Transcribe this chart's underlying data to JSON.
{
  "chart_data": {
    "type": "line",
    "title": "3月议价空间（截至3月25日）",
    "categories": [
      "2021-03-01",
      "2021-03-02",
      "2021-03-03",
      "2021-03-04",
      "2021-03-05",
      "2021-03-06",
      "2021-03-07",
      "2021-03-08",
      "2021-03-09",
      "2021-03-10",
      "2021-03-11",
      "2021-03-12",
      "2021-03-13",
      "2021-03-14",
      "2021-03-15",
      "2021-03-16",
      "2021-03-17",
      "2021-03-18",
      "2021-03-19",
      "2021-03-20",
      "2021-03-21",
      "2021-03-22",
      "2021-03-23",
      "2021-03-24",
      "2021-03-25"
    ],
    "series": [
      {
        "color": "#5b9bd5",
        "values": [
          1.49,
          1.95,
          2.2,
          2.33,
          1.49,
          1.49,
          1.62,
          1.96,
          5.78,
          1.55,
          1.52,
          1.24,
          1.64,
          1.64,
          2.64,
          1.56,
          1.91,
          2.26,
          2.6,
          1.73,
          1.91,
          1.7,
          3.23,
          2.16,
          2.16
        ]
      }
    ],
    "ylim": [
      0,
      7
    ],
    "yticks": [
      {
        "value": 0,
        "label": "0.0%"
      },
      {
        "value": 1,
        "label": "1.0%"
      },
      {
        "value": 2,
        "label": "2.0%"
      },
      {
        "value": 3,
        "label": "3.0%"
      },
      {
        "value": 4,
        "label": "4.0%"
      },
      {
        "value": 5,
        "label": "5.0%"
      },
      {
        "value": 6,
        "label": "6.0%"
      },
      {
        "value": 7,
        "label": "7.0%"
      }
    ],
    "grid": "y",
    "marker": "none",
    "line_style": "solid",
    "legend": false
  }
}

· · · · ·

Reproduce the listing in full. Keep it exactly as written.

Task response:
Transcribe this chart's underlying data to JSON.
{
  "chart_data": {
    "type": "line",
    "title": "3月议价空间（截至3月25日）",
    "categories": [
      "2021-03-01",
      "2021-03-02",
      "2021-03-03",
      "2021-03-04",
      "2021-03-05",
      "2021-03-06",
      "2021-03-07",
      "2021-03-08",
      "2021-03-09",
      "2021-03-10",
      "2021-03-11",
      "2021-03-12",
      "2021-03-13",
      "2021-03-14",
      "2021-03-15",
      "2021-03-16",
      "2021-03-17",
      "2021-03-18",
      "2021-03-19",
      "2021-03-20",
      "2021-03-21",
      "2021-03-22",
      "2021-03-23",
      "2021-03-24",
      "2021-03-25"
    ],
    "series": [
      {
        "color": "#5b9bd5",
        "values": [
          1.49,
          1.95,
          2.2,
          2.33,
          1.49,
          1.49,
          1.62,
          1.96,
          5.78,
          1.55,
          1.52,
          1.24,
          1.64,
          1.64,
          2.64,
          1.56,
          1.91,
          2.26,
          2.6,
          1.73,
          1.91,
          1.7,
          3.23,
          2.16,
          2.16
        ]
      }
    ],
    "ylim": [
      0,
      7
    ],
    "yticks": [
      {
        "value": 0,
        "label": "0.0%"
      },
      {
        "value": 1,
        "label": "1.0%"
      },
      {
        "value": 2,
        "label": "2.0%"
      },
      {
        "value": 3,
        "label": "3.0%"
      },
      {
        "value": 4,
        "label": "4.0%"
      },
      {
        "value": 5,
        "label": "5.0%"
      },
      {
        "value": 6,
        "label": "6.0%"
      },
      {
        "value": 7,
        "label": "7.0%"
      }
    ],
    "grid": "y",
    "marker": "none",
    "line_style": "solid",
    "legend": false
  }
}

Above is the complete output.